[start]

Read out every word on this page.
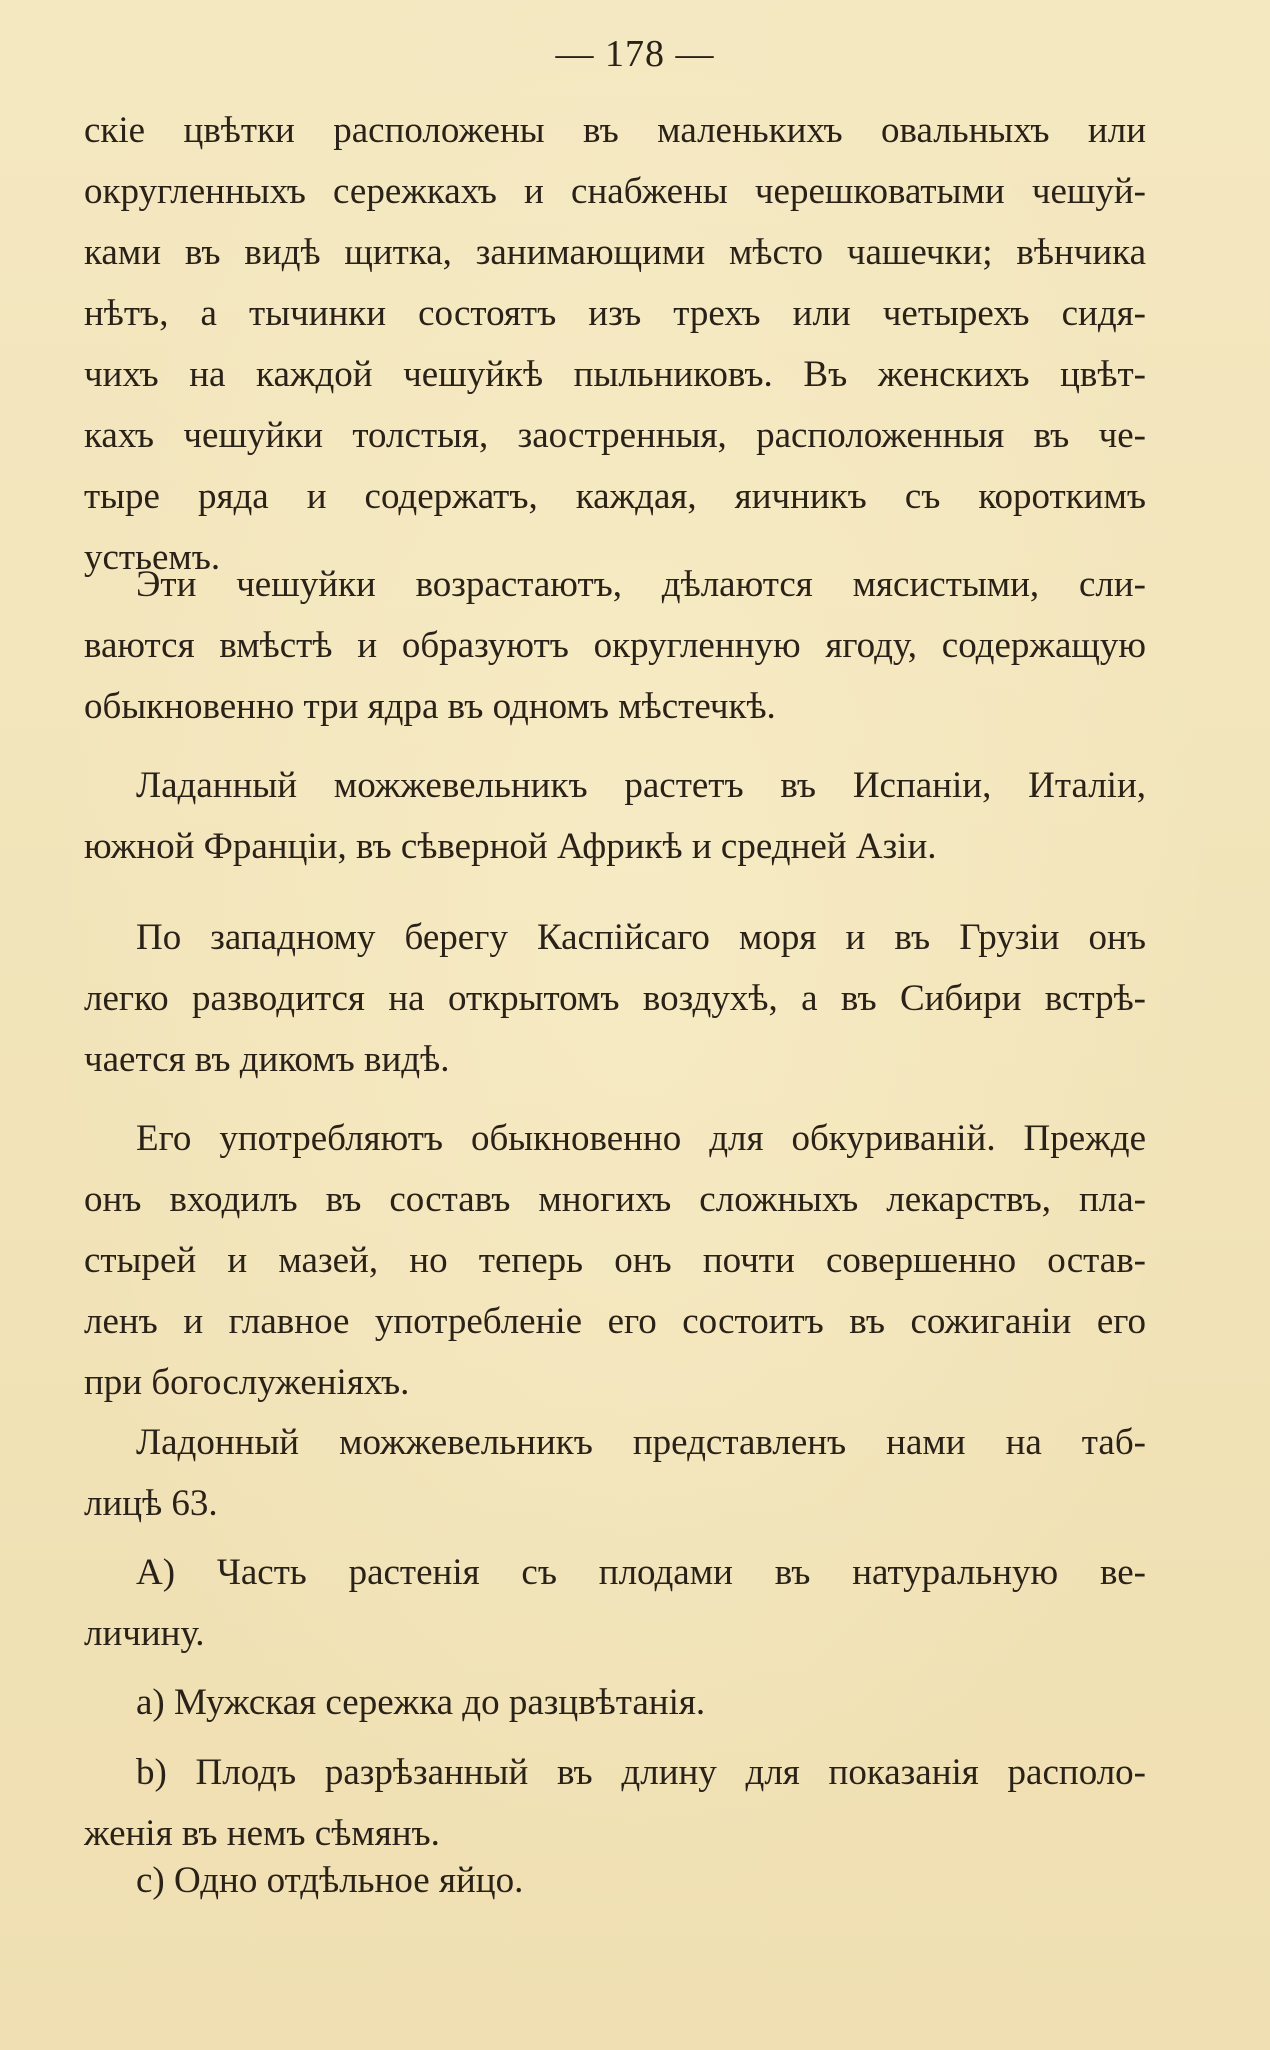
— 178 —
скіе цвѣтки расположены въ маленькихъ овальныхъ или
округленныхъ сережкахъ и снабжены черешковатыми чешуй-
ками въ видѣ щитка, занимающими мѣсто чашечки; вѣнчика
нѣтъ, а тычинки состоятъ изъ трехъ или четырехъ сидя-
чихъ на каждой чешуйкѣ пыльниковъ. Въ женскихъ цвѣт-
кахъ чешуйки толстыя, заостренныя, расположенныя въ че-
тыре ряда и содержатъ, каждая, яичникъ съ короткимъ
устьемъ.
Эти чешуйки возрастаютъ, дѣлаются мясистыми, сли-
ваются вмѣстѣ и образуютъ округленную ягоду, содержащую
обыкновенно три ядра въ одномъ мѣстечкѣ.
Ладанный можжевельникъ растетъ въ Испаніи, Италіи,
южной Франціи, въ сѣверной Африкѣ и средней Азіи.
По западному берегу Каспійсаго моря и въ Грузіи онъ
легко разводится на открытомъ воздухѣ, а въ Сибири встрѣ-
чается въ дикомъ видѣ.
Его употребляютъ обыкновенно для обкуриваній. Прежде
онъ входилъ въ составъ многихъ сложныхъ лекарствъ, пла-
стырей и мазей, но теперь онъ почти совершенно остав-
ленъ и главное употребленіе его состоитъ въ сожиганіи его
при богослуженіяхъ.
Ладонный можжевельникъ представленъ нами на таб-
лицѣ 63.
A) Часть растенія съ плодами въ натуральную ве-
личину.
a) Мужская сережка до разцвѣтанія.
b) Плодъ разрѣзанный въ длину для показанія располо-
женія въ немъ сѣмянъ.
c) Одно отдѣльное яйцо.
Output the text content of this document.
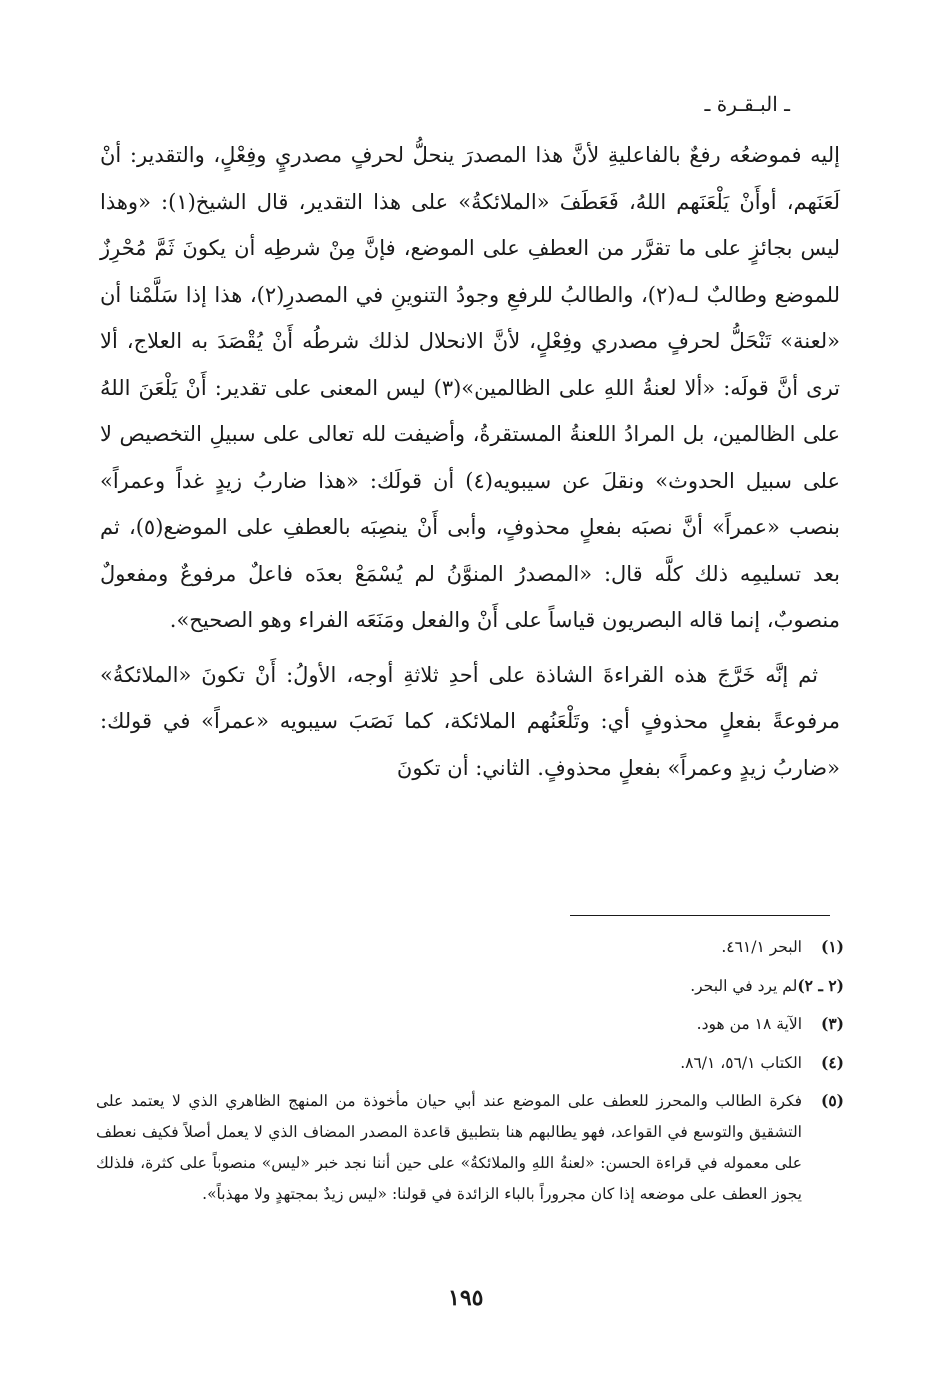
ـ البـقـرة ـ

إليه فموضعُه رفعٌ بالفاعليةِ لأنَّ هذا المصدرَ ينحلُّ لحرفٍ مصدريٍ وفِعْلٍ، والتقدير: أنْ لَعَنَهم، أوأَنْ يَلْعَنَهم اللهُ، فَعَطَفَ «الملائكةُ» على هذا التقدير، قال الشيخ(١): «وهذا ليس بجائزٍ على ما تقرَّر من العطفِ على الموضع، فإنَّ مِنْ شرطِه أن يكونَ ثَمَّ مُحْرِزٌ للموضع وطالبٌ لـه(٢)، والطالبُ للرفعِ وجودُ التنوينِ في المصدرِ(٢)، هذا إذا سَلَّمْنا أن «لعنة» تَنْحَلُّ لحرفٍ مصدري وفِعْلٍ، لأنَّ الانحلال لذلك شرطُه أَنْ يُقْصَدَ به العلاج، ألا ترى أنَّ قولَه: «ألا لعنةُ اللهِ على الظالمين»(٣) ليس المعنى على تقدير: أَنْ يَلْعَنَ اللهُ على الظالمين، بل المرادُ اللعنةُ المستقرةُ، وأضيفت لله تعالى على سبيلِ التخصيص لا على سبيل الحدوث» ونقلَ عن سيبويه(٤) أن قولَك: «هذا ضاربُ زيدٍ غداً وعمراً» بنصب «عمراً» أنَّ نصبَه بفعلٍ محذوفٍ، وأبى أَنْ ينصِبَه بالعطفِ على الموضع(٥)، ثم بعد تسليمِه ذلك كلَّه قال: «المصدرُ المنوَّنُ لم يُسْمَعْ بعدَه فاعلٌ مرفوعٌ ومفعولٌ منصوبٌ، إنما قاله البصريون قياساً على أَنْ والفعل ومَنَعَه الفراء وهو الصحيح».

ثم إنَّه خَرَّجَ هذه القراءةَ الشاذة على أحدِ ثلاثةِ أوجه، الأولُ: أَنْ تكونَ «الملائكةُ» مرفوعةً بفعلٍ محذوفٍ أي: وتَلْعَنُهم الملائكة، كما نَصَبَ سيبويه «عمراً» في قولك: «ضاربُ زيدٍ وعمراً» بفعلٍ محذوفٍ. الثاني: أن تكونَ

(١)
البحر ٤٦١/١.
(٢ ـ ٢)
لم يرد في البحر.
(٣)
الآية ١٨ من هود.
(٤)
الكتاب ٥٦/١، ٨٦/١.
(٥)
فكرة الطالب والمحرز للعطف على الموضع عند أبي حيان مأخوذة من المنهج الظاهري الذي لا يعتمد على التشقيق والتوسع في القواعد، فهو يطالبهم هنا بتطبيق قاعدة المصدر المضاف الذي لا يعمل أصلاً فكيف نعطف على معموله في قراءة الحسن: «لعنةُ اللهِ والملائكةُ» على حين أننا نجد خبر «ليس» منصوباً على كثرة، فلذلك يجوز العطف على موضعه إذا كان مجروراً بالباء الزائدة في قولنا: «ليس زيدٌ بمجتهدٍ ولا مهذباً».
١٩٥
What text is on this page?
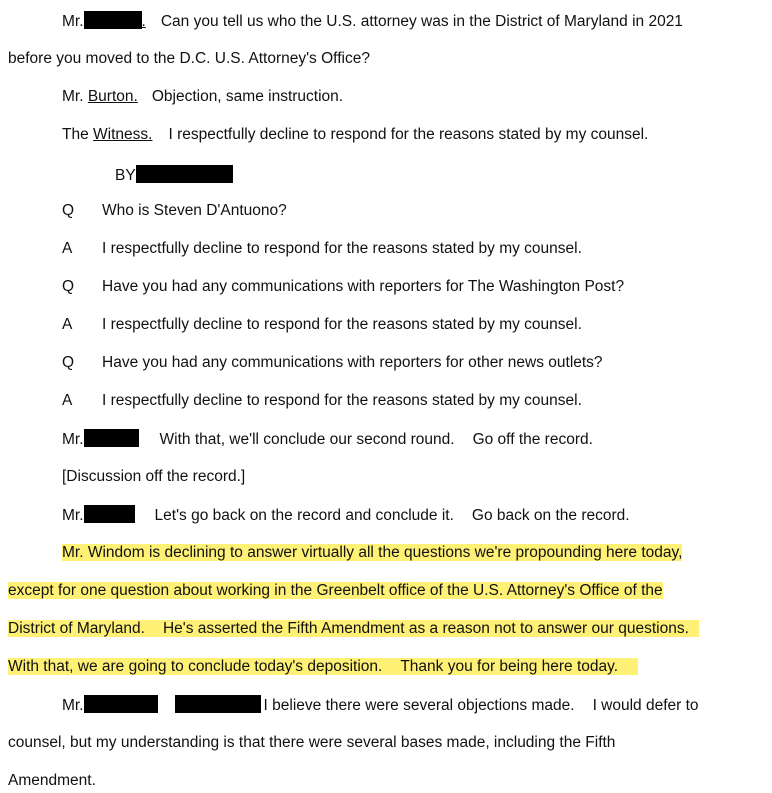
Mr.	. Can you tell us who the U.S. attorney was in the District of Maryland in 2021
before you moved to the D.C. U.S. Attorney's Office?
Mr. Burton. Objection, same instruction.
The Witness. I respectfully decline to respond for the reasons stated by my counsel.
BY
Q Who is Steven D'Antuono?
A I respectfully decline to respond for the reasons stated by my counsel.
Q Have you had any communications with reporters for The Washington Post?
A I respectfully decline to respond for the reasons stated by my counsel.
Q Have you had any communications with reporters for other news outlets?
A I respectfully decline to respond for the reasons stated by my counsel.
Mr.	With that, we'll conclude our second round. Go off the record.
[Discussion off the record.]
Mr.	Let's go back on the record and conclude it. Go back on the record.
Mr. Windom is declining to answer virtually all the questions we're propounding here today,
except for one question about working in the Greenbelt office of the U.S. Attorney's Office of the
District of Maryland. He's asserted the Fifth Amendment as a reason not to answer our questions.
With that, we are going to conclude today's deposition. Thank you for being here today.
Mr.	I believe there were several objections made. I would defer to
counsel, but my understanding is that there were several bases made, including the Fifth
Amendment.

[end]

• Task prompt: Please repeat the entries exactly. Do not include the pictures.

• The reply:
Read out every word on this page.
— 178 —
скіе цвѣтки расположены въ маленькихъ овальныхъ или
округленныхъ сережкахъ и снабжены черешковатыми чешуй-
ками въ видѣ щитка, занимающими мѣсто чашечки; вѣнчика
нѣтъ, а тычинки состоятъ изъ трехъ или четырехъ сидя-
чихъ на каждой чешуйкѣ пыльниковъ. Въ женскихъ цвѣт-
кахъ чешуйки толстыя, заостренныя, расположенныя въ че-
тыре ряда и содержатъ, каждая, яичникъ съ короткимъ
устьемъ.
Эти чешуйки возрастаютъ, дѣлаются мясистыми, сли-
ваются вмѣстѣ и образуютъ округленную ягоду, содержащую
обыкновенно три ядра въ одномъ мѣстечкѣ.
Ладанный можжевельникъ растетъ въ Испаніи, Италіи,
южной Франціи, въ сѣверной Африкѣ и средней Азіи.
По западному берегу Каспійсаго моря и въ Грузіи онъ
легко разводится на открытомъ воздухѣ, а въ Сибири встрѣ-
чается въ дикомъ видѣ.
Его употребляютъ обыкновенно для обкуриваній. Прежде
онъ входилъ въ составъ многихъ сложныхъ лекарствъ, пла-
стырей и мазей, но теперь онъ почти совершенно остав-
ленъ и главное употребленіе его состоитъ въ сожиганіи его
при богослуженіяхъ.
Ладонный можжевельникъ представленъ нами на таб-
лицѣ 63.
A) Часть растенія съ плодами въ натуральную ве-
личину.
a) Мужская сережка до разцвѣтанія.
b) Плодъ разрѣзанный въ длину для показанія располо-
женія въ немъ сѣмянъ.
c) Одно отдѣльное яйцо.
Output the text content of this document.
ـ البـقـرة ـ

إليه فموضعُه رفعٌ بالفاعليةِ لأنَّ هذا المصدرَ ينحلُّ لحرفٍ مصدريٍ وفِعْلٍ، والتقدير: أنْ لَعَنَهم، أوأَنْ يَلْعَنَهم اللهُ، فَعَطَفَ «الملائكةُ» على هذا التقدير، قال الشيخ(١): «وهذا ليس بجائزٍ على ما تقرَّر من العطفِ على الموضع، فإنَّ مِنْ شرطِه أن يكونَ ثَمَّ مُحْرِزٌ للموضع وطالبٌ لـه(٢)، والطالبُ للرفعِ وجودُ التنوينِ في المصدرِ(٢)، هذا إذا سَلَّمْنا أن «لعنة» تَنْحَلُّ لحرفٍ مصدري وفِعْلٍ، لأنَّ الانحلال لذلك شرطُه أَنْ يُقْصَدَ به العلاج، ألا ترى أنَّ قولَه: «ألا لعنةُ اللهِ على الظالمين»(٣) ليس المعنى على تقدير: أَنْ يَلْعَنَ اللهُ على الظالمين، بل المرادُ اللعنةُ المستقرةُ، وأضيفت لله تعالى على سبيلِ التخصيص لا على سبيل الحدوث» ونقلَ عن سيبويه(٤) أن قولَك: «هذا ضاربُ زيدٍ غداً وعمراً» بنصب «عمراً» أنَّ نصبَه بفعلٍ محذوفٍ، وأبى أَنْ ينصِبَه بالعطفِ على الموضع(٥)، ثم بعد تسليمِه ذلك كلَّه قال: «المصدرُ المنوَّنُ لم يُسْمَعْ بعدَه فاعلٌ مرفوعٌ ومفعولٌ منصوبٌ، إنما قاله البصريون قياساً على أَنْ والفعل ومَنَعَه الفراء وهو الصحيح».

ثم إنَّه خَرَّجَ هذه القراءةَ الشاذة على أحدِ ثلاثةِ أوجه، الأولُ: أَنْ تكونَ «الملائكةُ» مرفوعةً بفعلٍ محذوفٍ أي: وتَلْعَنُهم الملائكة، كما نَصَبَ سيبويه «عمراً» في قولك: «ضاربُ زيدٍ وعمراً» بفعلٍ محذوفٍ. الثاني: أن تكونَ

(١)
البحر ٤٦١/١.
(٢ ـ ٢)
لم يرد في البحر.
(٣)
الآية ١٨ من هود.
(٤)
الكتاب ٥٦/١، ٨٦/١.
(٥)
فكرة الطالب والمحرز للعطف على الموضع عند أبي حيان مأخوذة من المنهج الظاهري الذي لا يعتمد على التشقيق والتوسع في القواعد، فهو يطالبهم هنا بتطبيق قاعدة المصدر المضاف الذي لا يعمل أصلاً فكيف نعطف على معموله في قراءة الحسن: «لعنةُ اللهِ والملائكةُ» على حين أننا نجد خبر «ليس» منصوباً على كثرة، فلذلك يجوز العطف على موضعه إذا كان مجروراً بالباء الزائدة في قولنا: «ليس زيدٌ بمجتهدٍ ولا مهذباً».
١٩٥
What text is on this page?
Mr.	. Can you tell us who the U.S. attorney was in the District of Maryland in 2021
before you moved to the D.C. U.S. Attorney's Office?
Mr. Burton. Objection, same instruction.
The Witness. I respectfully decline to respond for the reasons stated by my counsel.
BY
Q Who is Steven D'Antuono?
A I respectfully decline to respond for the reasons stated by my counsel.
Q Have you had any communications with reporters for The Washington Post?
A I respectfully decline to respond for the reasons stated by my counsel.
Q Have you had any communications with reporters for other news outlets?
A I respectfully decline to respond for the reasons stated by my counsel.
Mr.	With that, we'll conclude our second round. Go off the record.
[Discussion off the record.]
Mr.	Let's go back on the record and conclude it. Go back on the record.
Mr. Windom is declining to answer virtually all the questions we're propounding here today,
except for one question about working in the Greenbelt office of the U.S. Attorney's Office of the
District of Maryland. He's asserted the Fifth Amendment as a reason not to answer our questions.
With that, we are going to conclude today's deposition. Thank you for being here today.
Mr.	I believe there were several objections made. I would defer to
counsel, but my understanding is that there were several bases made, including the Fifth
Amendment.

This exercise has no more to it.